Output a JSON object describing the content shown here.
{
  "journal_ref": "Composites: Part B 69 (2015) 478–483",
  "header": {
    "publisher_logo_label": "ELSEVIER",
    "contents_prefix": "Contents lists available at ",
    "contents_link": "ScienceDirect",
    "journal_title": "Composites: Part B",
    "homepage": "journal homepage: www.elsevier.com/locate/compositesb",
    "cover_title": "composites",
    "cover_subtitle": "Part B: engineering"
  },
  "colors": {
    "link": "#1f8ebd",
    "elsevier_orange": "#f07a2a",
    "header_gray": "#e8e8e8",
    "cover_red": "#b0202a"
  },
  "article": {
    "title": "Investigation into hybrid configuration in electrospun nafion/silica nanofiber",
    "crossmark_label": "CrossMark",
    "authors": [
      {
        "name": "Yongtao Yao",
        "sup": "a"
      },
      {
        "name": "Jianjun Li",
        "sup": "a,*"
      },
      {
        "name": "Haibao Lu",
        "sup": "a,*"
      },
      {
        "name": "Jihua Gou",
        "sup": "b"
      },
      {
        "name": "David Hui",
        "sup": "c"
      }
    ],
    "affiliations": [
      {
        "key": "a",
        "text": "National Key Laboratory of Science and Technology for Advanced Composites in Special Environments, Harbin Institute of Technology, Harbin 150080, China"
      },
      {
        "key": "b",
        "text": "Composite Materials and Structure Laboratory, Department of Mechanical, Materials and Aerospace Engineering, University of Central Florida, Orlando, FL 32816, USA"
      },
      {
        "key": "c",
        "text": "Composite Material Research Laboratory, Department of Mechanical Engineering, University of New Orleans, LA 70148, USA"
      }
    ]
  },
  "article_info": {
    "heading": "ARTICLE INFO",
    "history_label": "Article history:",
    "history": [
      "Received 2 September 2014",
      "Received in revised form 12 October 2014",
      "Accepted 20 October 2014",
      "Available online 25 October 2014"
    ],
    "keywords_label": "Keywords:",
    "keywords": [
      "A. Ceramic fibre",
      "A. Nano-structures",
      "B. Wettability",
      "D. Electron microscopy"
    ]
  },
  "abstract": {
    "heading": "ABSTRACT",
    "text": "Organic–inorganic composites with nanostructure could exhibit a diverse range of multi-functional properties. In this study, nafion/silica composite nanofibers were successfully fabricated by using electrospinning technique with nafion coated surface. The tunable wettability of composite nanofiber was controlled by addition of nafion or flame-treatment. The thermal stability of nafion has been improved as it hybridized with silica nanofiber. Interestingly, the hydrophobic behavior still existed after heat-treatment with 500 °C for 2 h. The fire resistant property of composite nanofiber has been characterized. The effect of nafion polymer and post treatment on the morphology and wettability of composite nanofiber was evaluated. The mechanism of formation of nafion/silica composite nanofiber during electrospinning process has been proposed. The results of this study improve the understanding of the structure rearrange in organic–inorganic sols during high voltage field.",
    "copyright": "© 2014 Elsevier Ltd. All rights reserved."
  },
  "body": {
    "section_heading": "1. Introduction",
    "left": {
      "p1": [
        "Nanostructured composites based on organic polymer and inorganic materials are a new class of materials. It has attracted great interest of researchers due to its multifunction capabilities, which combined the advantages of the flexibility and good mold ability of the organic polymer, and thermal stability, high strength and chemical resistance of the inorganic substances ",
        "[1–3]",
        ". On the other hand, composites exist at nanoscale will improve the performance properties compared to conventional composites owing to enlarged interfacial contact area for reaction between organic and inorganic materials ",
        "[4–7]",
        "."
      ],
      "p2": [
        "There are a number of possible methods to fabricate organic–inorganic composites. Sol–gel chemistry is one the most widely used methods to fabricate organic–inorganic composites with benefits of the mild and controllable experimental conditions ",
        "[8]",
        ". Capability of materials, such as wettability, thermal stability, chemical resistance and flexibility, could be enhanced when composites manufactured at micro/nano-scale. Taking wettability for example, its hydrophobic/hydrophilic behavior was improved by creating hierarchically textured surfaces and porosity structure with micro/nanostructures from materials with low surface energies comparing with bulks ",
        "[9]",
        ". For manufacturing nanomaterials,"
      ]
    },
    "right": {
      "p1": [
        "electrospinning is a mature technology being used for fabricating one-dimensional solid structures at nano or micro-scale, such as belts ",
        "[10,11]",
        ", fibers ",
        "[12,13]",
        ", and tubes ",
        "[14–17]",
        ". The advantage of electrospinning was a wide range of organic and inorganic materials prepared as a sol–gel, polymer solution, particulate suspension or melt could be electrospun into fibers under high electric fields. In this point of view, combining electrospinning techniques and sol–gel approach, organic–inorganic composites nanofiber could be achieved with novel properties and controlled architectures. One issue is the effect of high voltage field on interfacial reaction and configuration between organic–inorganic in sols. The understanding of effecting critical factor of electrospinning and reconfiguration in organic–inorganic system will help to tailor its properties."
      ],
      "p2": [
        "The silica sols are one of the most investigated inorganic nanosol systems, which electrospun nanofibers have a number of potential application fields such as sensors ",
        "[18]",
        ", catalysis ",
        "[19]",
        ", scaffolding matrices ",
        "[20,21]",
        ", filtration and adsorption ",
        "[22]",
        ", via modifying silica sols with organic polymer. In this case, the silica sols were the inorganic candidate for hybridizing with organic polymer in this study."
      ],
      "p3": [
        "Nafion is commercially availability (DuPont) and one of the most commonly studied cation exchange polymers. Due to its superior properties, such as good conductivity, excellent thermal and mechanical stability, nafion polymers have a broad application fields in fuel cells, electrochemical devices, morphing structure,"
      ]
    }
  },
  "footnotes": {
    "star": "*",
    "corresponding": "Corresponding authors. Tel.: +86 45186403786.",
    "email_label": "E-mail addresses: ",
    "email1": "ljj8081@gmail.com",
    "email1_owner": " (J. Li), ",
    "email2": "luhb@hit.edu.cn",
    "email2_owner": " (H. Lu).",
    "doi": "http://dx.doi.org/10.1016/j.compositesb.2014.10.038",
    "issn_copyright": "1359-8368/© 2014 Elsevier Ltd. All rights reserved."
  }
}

---*---

* [REQUIRED WORK]: Where does the string "name" appear in the records? Copy every line that holds it.

* [REPLY TO THE EXERCISE]:
        "name": "Yongtao Yao",
        "name": "Jianjun Li",
        "name": "Haibao Lu",
        "name": "Jihua Gou",
        "name": "David Hui",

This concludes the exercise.